[Written problem]
Repeat the records below exactly, leaving out any pictures.

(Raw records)

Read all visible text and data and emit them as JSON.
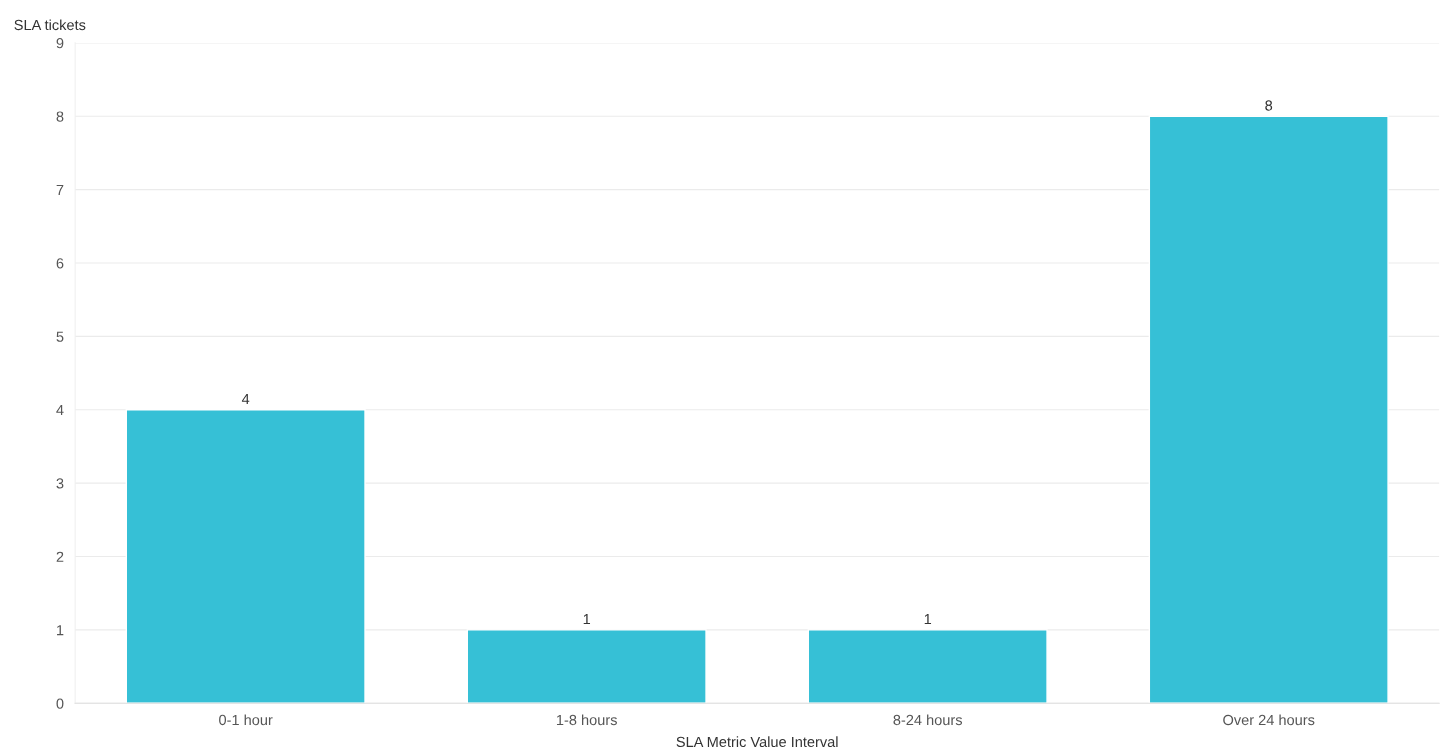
{
  "chart_data": {
    "type": "bar",
    "ylabel": "SLA tickets",
    "xlabel": "SLA Metric Value Interval",
    "categories": [
      "0-1 hour",
      "1-8 hours",
      "8-24 hours",
      "Over 24 hours"
    ],
    "values": [
      4,
      1,
      1,
      8
    ],
    "color": "#36c0d6",
    "ylim": [
      0,
      9
    ],
    "yticks": [
      0,
      1,
      2,
      3,
      4,
      5,
      6,
      7,
      8,
      9
    ],
    "grid": "y",
    "data_labels": true
  }
}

[Exercise response]
Read all visible text and data and emit them as JSON.
{
  "chart_data": {
    "type": "bar",
    "ylabel": "SLA tickets",
    "xlabel": "SLA Metric Value Interval",
    "categories": [
      "0-1 hour",
      "1-8 hours",
      "8-24 hours",
      "Over 24 hours"
    ],
    "values": [
      4,
      1,
      1,
      8
    ],
    "color": "#36c0d6",
    "ylim": [
      0,
      9
    ],
    "yticks": [
      0,
      1,
      2,
      3,
      4,
      5,
      6,
      7,
      8,
      9
    ],
    "grid": "y",
    "data_labels": true
  }
}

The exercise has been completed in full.